▶ **The task**: Copy out the lines from the one containing "check-icon xyxy=(116,338,130,348)" through the one containing "place order xyxy=(137,205,397,223)", both included, with no changes.

▶ **Records provided**:
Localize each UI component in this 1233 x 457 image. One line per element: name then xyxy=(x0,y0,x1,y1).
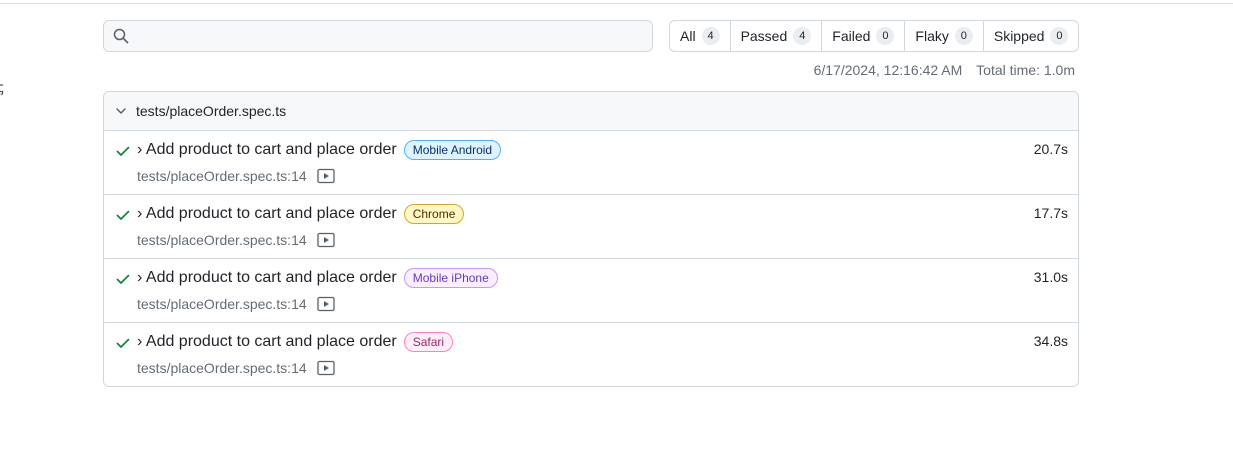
check-icon xyxy=(116,338,130,348)
video-icon[interactable] xyxy=(316,168,335,184)
search-icon xyxy=(113,28,129,44)
test-title[interactable]: › Add product to cart and place order xyxy=(137,269,397,287)
test-title[interactable]: › Add product to cart and place order xyxy=(137,333,397,351)
project-tag[interactable]: Safari xyxy=(403,332,454,352)
chevron-down-icon xyxy=(116,108,126,114)
top-divider xyxy=(0,3,1233,4)
filter-count: 4 xyxy=(701,27,720,45)
test-duration: 17.7s xyxy=(1033,205,1068,221)
run-timestamp: 6/17/2024, 12:16:42 AM xyxy=(813,62,963,78)
check-icon xyxy=(116,274,130,284)
filter-label: Passed xyxy=(740,28,788,44)
test-duration: 31.0s xyxy=(1033,269,1068,285)
filter-flaky[interactable]: Flaky 0 xyxy=(904,21,982,51)
filter-all[interactable]: All 4 xyxy=(670,21,730,51)
run-metadata: 6/17/2024, 12:16:42 AM Total time: 1.0m xyxy=(814,62,1075,78)
test-location-line: tests/placeOrder.spec.ts:14 xyxy=(137,360,335,376)
test-duration: 34.8s xyxy=(1033,333,1068,349)
test-title[interactable]: › Add product to cart and place order xyxy=(137,141,397,159)
test-title[interactable]: › Add product to cart and place order xyxy=(137,205,397,223)
filter-count: 0 xyxy=(1050,27,1069,45)
test-title-line: › Add product to cart and place order Ch… xyxy=(137,204,465,224)
filter-label: Failed xyxy=(832,28,871,44)
project-tag[interactable]: Mobile iPhone xyxy=(403,268,498,288)
cropped-edge-glyph: ꞔ xyxy=(0,79,4,95)
project-tag[interactable]: Mobile Android xyxy=(403,140,502,160)
filter-failed[interactable]: Failed 0 xyxy=(821,21,904,51)
test-location: tests/placeOrder.spec.ts:14 xyxy=(137,168,307,184)
check-icon xyxy=(116,146,130,156)
test-title-line: › Add product to cart and place order Sa… xyxy=(137,332,454,352)
filter-passed[interactable]: Passed 4 xyxy=(729,21,822,51)
test-file-group: tests/placeOrder.spec.ts › Add product t… xyxy=(103,91,1079,387)
filter-count: 0 xyxy=(954,27,973,45)
test-row[interactable]: › Add product to cart and place order Ch… xyxy=(104,195,1078,259)
filter-count: 4 xyxy=(793,27,812,45)
search-input[interactable] xyxy=(138,21,642,53)
project-tag[interactable]: Chrome xyxy=(403,204,465,224)
filter-label: Skipped xyxy=(993,28,1045,44)
test-duration: 20.7s xyxy=(1033,141,1068,157)
test-location-line: tests/placeOrder.spec.ts:14 xyxy=(137,296,335,312)
filter-count: 0 xyxy=(876,27,895,45)
status-filter-bar: All 4 Passed 4 Failed 0 Flaky 0 Skipped … xyxy=(669,20,1080,52)
test-location-line: tests/placeOrder.spec.ts:14 xyxy=(137,232,335,248)
test-file-name: tests/placeOrder.spec.ts xyxy=(136,103,287,119)
video-icon[interactable] xyxy=(316,360,335,376)
video-icon[interactable] xyxy=(316,232,335,248)
test-location: tests/placeOrder.spec.ts:14 xyxy=(137,360,307,376)
test-title-line: › Add product to cart and place order Mo… xyxy=(137,140,502,160)
test-location-line: tests/placeOrder.spec.ts:14 xyxy=(137,168,335,184)
test-row[interactable]: › Add product to cart and place order Mo… xyxy=(104,131,1078,195)
filter-label: Flaky xyxy=(915,28,949,44)
filter-skipped[interactable]: Skipped 0 xyxy=(982,21,1079,51)
test-row[interactable]: › Add product to cart and place order Mo… xyxy=(104,259,1078,323)
search-box[interactable] xyxy=(103,20,653,53)
check-icon xyxy=(116,210,130,220)
test-row[interactable]: › Add product to cart and place order Sa… xyxy=(104,323,1078,386)
total-time: Total time: 1.0m xyxy=(976,62,1075,78)
filter-label: All xyxy=(680,28,696,44)
test-title-line: › Add product to cart and place order Mo… xyxy=(137,268,498,288)
test-location: tests/placeOrder.spec.ts:14 xyxy=(137,296,307,312)
test-file-header[interactable]: tests/placeOrder.spec.ts xyxy=(104,92,1078,131)
test-location: tests/placeOrder.spec.ts:14 xyxy=(137,232,307,248)
video-icon[interactable] xyxy=(316,296,335,312)
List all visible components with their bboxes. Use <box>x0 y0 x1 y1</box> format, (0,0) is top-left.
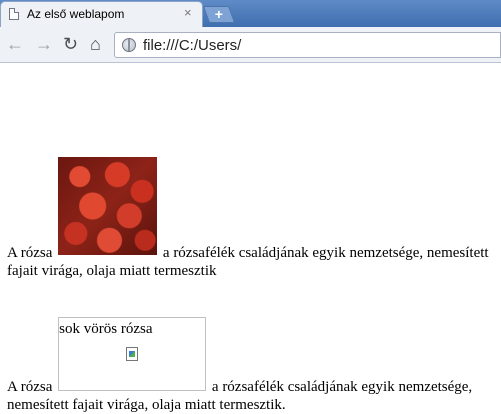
forward-icon[interactable]: → <box>35 35 53 53</box>
close-icon[interactable]: × <box>184 6 192 19</box>
home-icon[interactable]: ⌂ <box>90 35 101 53</box>
rose-image <box>58 157 158 255</box>
paragraph-1: A rózsa a rózsafélék családjának egyik n… <box>7 157 497 280</box>
globe-icon <box>122 38 136 52</box>
back-icon[interactable]: ← <box>6 35 24 53</box>
broken-image: sok vörös rózsa <box>58 317 207 391</box>
new-tab-button[interactable]: + <box>202 6 236 23</box>
page-icon <box>9 8 19 20</box>
tab-strip: Az első weblapom × + <box>0 0 501 27</box>
broken-image-icon <box>126 347 139 361</box>
url-text[interactable]: file:///C:/Users/ <box>143 37 241 54</box>
tab-title: Az első weblapom <box>27 7 125 21</box>
reload-icon[interactable]: ↻ <box>63 35 78 53</box>
new-tab-icon: + <box>214 6 223 22</box>
address-bar[interactable]: file:///C:/Users/ <box>114 32 501 58</box>
page-content: A rózsa a rózsafélék családjának egyik n… <box>0 63 501 413</box>
image-alt-text: sok vörös rózsa <box>59 321 153 337</box>
paragraph-2-lead: A rózsa <box>7 379 53 395</box>
paragraph-2: A rózsa sok vörös rózsa a rózsafélék csa… <box>7 317 497 414</box>
toolbar: ← → ↻ ⌂ file:///C:/Users/ <box>0 27 501 63</box>
browser-tab[interactable]: Az első weblapom × <box>0 1 203 27</box>
paragraph-1-lead: A rózsa <box>7 245 53 261</box>
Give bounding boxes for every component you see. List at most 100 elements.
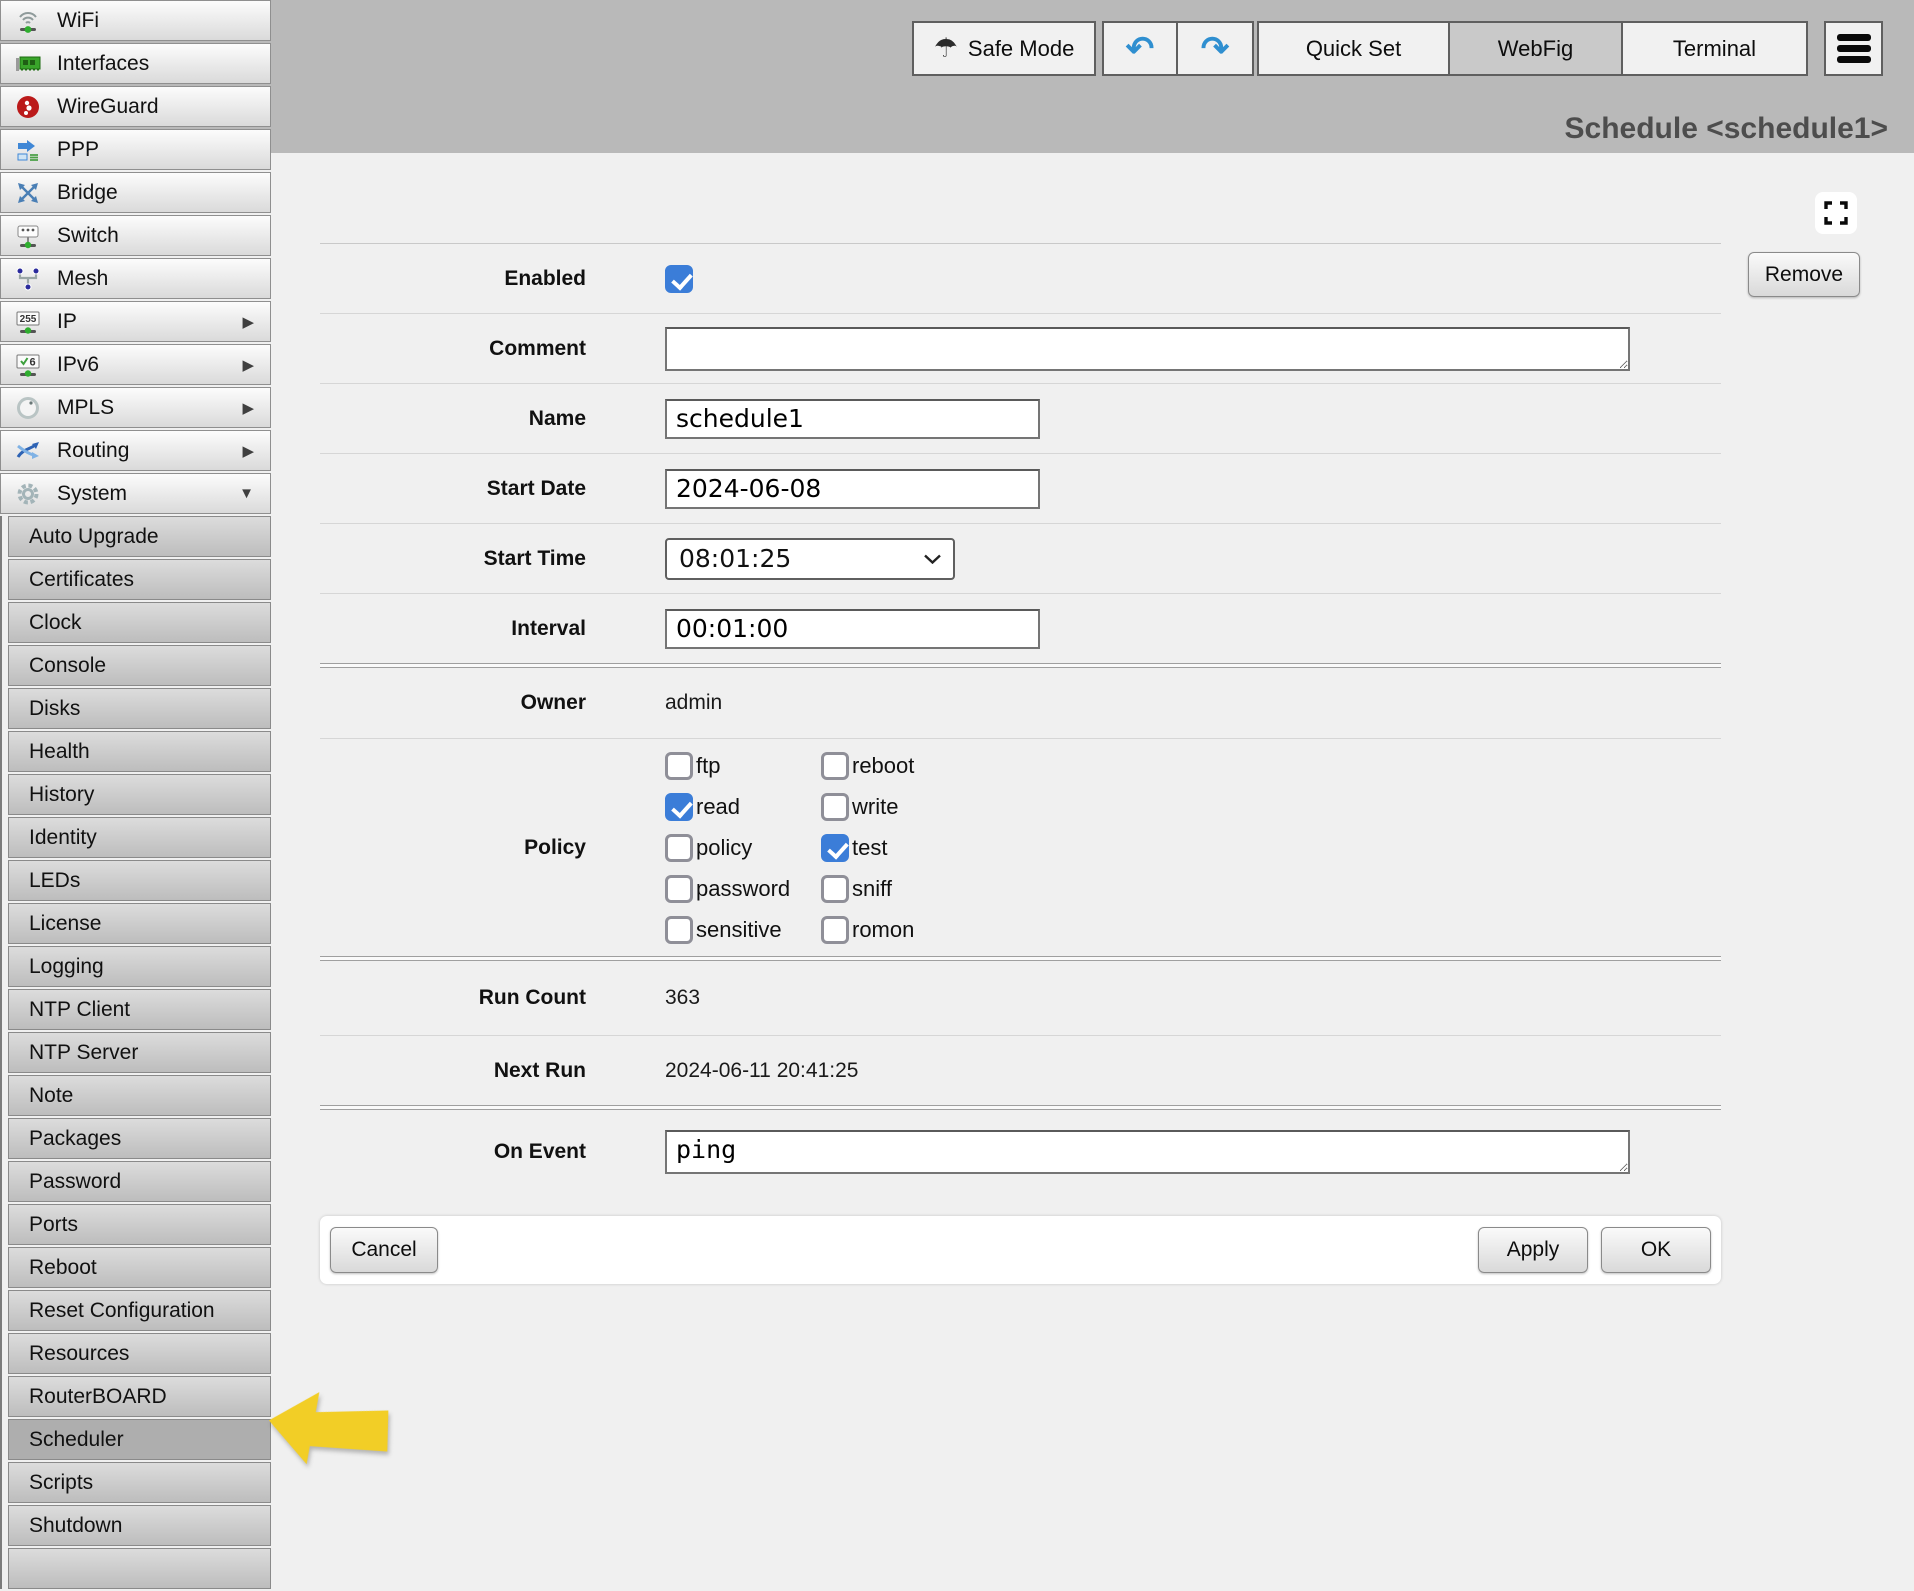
sidebar-item[interactable]: PPP [0, 129, 271, 170]
policy-row: Policy ftp read [320, 738, 1721, 956]
sidebar-item-label: PPP [57, 138, 99, 162]
tab-quick-set[interactable]: Quick Set [1257, 21, 1450, 76]
sidebar-subitem-label: Ports [29, 1213, 78, 1237]
sidebar-subitem-label: Scheduler [29, 1428, 124, 1452]
sidebar-item[interactable]: Routing ▶ [0, 430, 271, 471]
policy-option-label: test [852, 835, 887, 861]
enabled-checkbox[interactable] [665, 265, 693, 293]
policy-option-label: sensitive [696, 917, 782, 943]
policy-option-label: sniff [852, 876, 892, 902]
sidebar-subitem[interactable]: Logging [8, 946, 271, 987]
sidebar-subitem[interactable]: LEDs [8, 860, 271, 901]
owner-value: admin [665, 691, 722, 715]
sidebar-subitem[interactable]: NTP Client [8, 989, 271, 1030]
sidebar-subitem[interactable]: Health [8, 731, 271, 772]
sidebar-item[interactable]: Interfaces [0, 43, 271, 84]
sidebar-subitem[interactable]: Certificates [8, 559, 271, 600]
policy-checkbox[interactable] [665, 752, 693, 780]
sidebar-subitem[interactable]: Reboot [8, 1247, 271, 1288]
apply-button[interactable]: Apply [1478, 1227, 1588, 1273]
sidebar-subitem[interactable]: Clock [8, 602, 271, 643]
policy-checkbox[interactable] [821, 752, 849, 780]
fullscreen-button[interactable] [1815, 192, 1857, 234]
sidebar-item[interactable]: 255 IP ▶ [0, 301, 271, 342]
sidebar-subitem[interactable]: Packages [8, 1118, 271, 1159]
sidebar-subitem[interactable]: Scripts [8, 1462, 271, 1503]
on-event-input[interactable] [665, 1130, 1630, 1174]
redo-button[interactable]: ↷ [1176, 21, 1254, 76]
menu-button[interactable] [1824, 21, 1883, 76]
sidebar-item-label: MPLS [57, 396, 114, 420]
policy-checkbox[interactable] [665, 916, 693, 944]
sidebar-subitem-label: Identity [29, 826, 97, 850]
start-time-value: 08:01:25 [679, 544, 791, 573]
policy-option: ftp [665, 752, 821, 780]
sidebar-subitem[interactable] [8, 1548, 271, 1589]
sidebar-subitem[interactable]: License [8, 903, 271, 944]
start-time-select[interactable]: 08:01:25 [665, 538, 955, 580]
sidebar-item[interactable]: 6 IPv6 ▶ [0, 344, 271, 385]
sidebar-subitem-label: Note [29, 1084, 73, 1108]
ok-button[interactable]: OK [1601, 1227, 1711, 1273]
submenu-arrow-icon: ▼ [239, 485, 254, 502]
start-date-input[interactable] [665, 469, 1040, 509]
sidebar-item[interactable]: Switch [0, 215, 271, 256]
name-row: Name [320, 383, 1721, 453]
policy-checkbox[interactable] [665, 793, 693, 821]
sidebar-subitem[interactable]: Password [8, 1161, 271, 1202]
sidebar-subitem[interactable]: Reset Configuration [8, 1290, 271, 1331]
policy-checkbox[interactable] [665, 834, 693, 862]
enabled-label: Enabled [320, 267, 586, 291]
sidebar-subitem[interactable]: Resources [8, 1333, 271, 1374]
sidebar-subitem[interactable]: Identity [8, 817, 271, 858]
cancel-button[interactable]: Cancel [330, 1227, 438, 1273]
safe-mode-button[interactable]: ☂ Safe Mode [912, 21, 1096, 76]
policy-checkbox[interactable] [821, 793, 849, 821]
sidebar-item-label: IPv6 [57, 353, 99, 377]
undo-button[interactable]: ↶ [1102, 21, 1178, 76]
sidebar-subitem[interactable]: Note [8, 1075, 271, 1116]
policy-checkbox[interactable] [665, 875, 693, 903]
submenu-arrow-icon: ▶ [242, 356, 254, 374]
sidebar-item[interactable]: WireGuard [0, 86, 271, 127]
sidebar-subitem[interactable]: Disks [8, 688, 271, 729]
sidebar-item[interactable]: Bridge [0, 172, 271, 213]
policy-checkbox[interactable] [821, 875, 849, 903]
tab-webfig[interactable]: WebFig [1448, 21, 1623, 76]
sidebar-item-label: Routing [57, 439, 129, 463]
on-event-row: On Event [320, 1110, 1721, 1194]
comment-input[interactable] [665, 327, 1630, 371]
sidebar-subitem[interactable]: RouterBOARD [8, 1376, 271, 1417]
sidebar-subitem[interactable]: Scheduler [8, 1419, 271, 1460]
policy-option: test [821, 834, 914, 862]
remove-button[interactable]: Remove [1748, 252, 1860, 297]
sidebar-item-label: WireGuard [57, 95, 159, 119]
owner-label: Owner [320, 691, 586, 715]
content-panel: Remove Enabled Comment Name Start Date S… [271, 153, 1914, 1550]
sidebar-subitem[interactable]: History [8, 774, 271, 815]
sidebar-subitem[interactable]: Console [8, 645, 271, 686]
policy-option-label: policy [696, 835, 752, 861]
sidebar-subitem[interactable]: Shutdown [8, 1505, 271, 1546]
sidebar-subitem[interactable]: Auto Upgrade [8, 516, 271, 557]
policy-checkbox[interactable] [821, 916, 849, 944]
run-count-label: Run Count [320, 986, 586, 1010]
interval-input[interactable] [665, 609, 1040, 649]
sidebar-item[interactable]: System ▼ [0, 473, 271, 514]
sidebar-item[interactable]: MPLS ▶ [0, 387, 271, 428]
sidebar-subitem-label: Disks [29, 697, 80, 721]
sidebar-subitem-label: NTP Client [29, 998, 130, 1022]
chevron-down-icon [924, 554, 941, 564]
sidebar-item[interactable]: Mesh [0, 258, 271, 299]
sidebar-subitem[interactable]: NTP Server [8, 1032, 271, 1073]
sidebar-item[interactable]: WiFi [0, 0, 271, 41]
start-date-label: Start Date [320, 477, 586, 501]
policy-option: write [821, 793, 914, 821]
sidebar-item-label: Mesh [57, 267, 108, 291]
comment-row: Comment [320, 313, 1721, 383]
tab-terminal[interactable]: Terminal [1621, 21, 1808, 76]
policy-checkbox[interactable] [821, 834, 849, 862]
ppp-icon [13, 135, 43, 165]
sidebar-subitem[interactable]: Ports [8, 1204, 271, 1245]
name-input[interactable] [665, 399, 1040, 439]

▶ **Exercise response**:
check-icon xyxy=(116,338,130,348)
video-icon[interactable] xyxy=(316,168,335,184)
search-icon xyxy=(113,28,129,44)
test-title[interactable]: › Add product to cart and place order xyxy=(137,269,397,287)
test-title[interactable]: › Add product to cart and place order xyxy=(137,333,397,351)
project-tag[interactable]: Safari xyxy=(403,332,454,352)
chevron-down-icon xyxy=(116,108,126,114)
top-divider xyxy=(0,3,1233,4)
filter-count: 4 xyxy=(701,27,720,45)
test-duration: 17.7s xyxy=(1033,205,1068,221)
run-timestamp: 6/17/2024, 12:16:42 AM xyxy=(813,62,963,78)
check-icon xyxy=(116,274,130,284)
filter-label: Passed xyxy=(740,28,788,44)
test-duration: 31.0s xyxy=(1033,269,1068,285)
filter-flaky[interactable]: Flaky 0 xyxy=(904,21,982,51)
filter-all[interactable]: All 4 xyxy=(670,21,730,51)
run-metadata: 6/17/2024, 12:16:42 AM Total time: 1.0m xyxy=(814,62,1075,78)
test-location-line: tests/placeOrder.spec.ts:14 xyxy=(137,360,335,376)
test-duration: 34.8s xyxy=(1033,333,1068,349)
test-title[interactable]: › Add product to cart and place order xyxy=(137,141,397,159)
test-title[interactable]: › Add product to cart and place order xyxy=(137,205,397,223)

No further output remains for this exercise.